↓

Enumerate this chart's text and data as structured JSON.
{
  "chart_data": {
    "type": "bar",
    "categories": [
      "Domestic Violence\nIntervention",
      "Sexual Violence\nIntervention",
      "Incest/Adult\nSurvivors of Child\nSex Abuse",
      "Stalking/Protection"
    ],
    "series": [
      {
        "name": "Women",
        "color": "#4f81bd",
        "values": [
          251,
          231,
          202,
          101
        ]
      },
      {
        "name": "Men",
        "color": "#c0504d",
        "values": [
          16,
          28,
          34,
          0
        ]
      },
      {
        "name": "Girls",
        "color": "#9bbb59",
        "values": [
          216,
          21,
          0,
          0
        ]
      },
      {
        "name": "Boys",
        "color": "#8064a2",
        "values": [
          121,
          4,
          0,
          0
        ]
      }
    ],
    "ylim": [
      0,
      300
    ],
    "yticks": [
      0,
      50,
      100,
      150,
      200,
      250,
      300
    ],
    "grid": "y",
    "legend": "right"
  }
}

↑

» **SHORT TASK**
Set down the material above again, word for word.

» **EXERCISE RESPONSE**
Enumerate this chart's text and data as structured JSON.
{
  "chart_data": {
    "type": "bar",
    "categories": [
      "Domestic Violence\nIntervention",
      "Sexual Violence\nIntervention",
      "Incest/Adult\nSurvivors of Child\nSex Abuse",
      "Stalking/Protection"
    ],
    "series": [
      {
        "name": "Women",
        "color": "#4f81bd",
        "values": [
          251,
          231,
          202,
          101
        ]
      },
      {
        "name": "Men",
        "color": "#c0504d",
        "values": [
          16,
          28,
          34,
          0
        ]
      },
      {
        "name": "Girls",
        "color": "#9bbb59",
        "values": [
          216,
          21,
          0,
          0
        ]
      },
      {
        "name": "Boys",
        "color": "#8064a2",
        "values": [
          121,
          4,
          0,
          0
        ]
      }
    ],
    "ylim": [
      0,
      300
    ],
    "yticks": [
      0,
      50,
      100,
      150,
      200,
      250,
      300
    ],
    "grid": "y",
    "legend": "right"
  }
}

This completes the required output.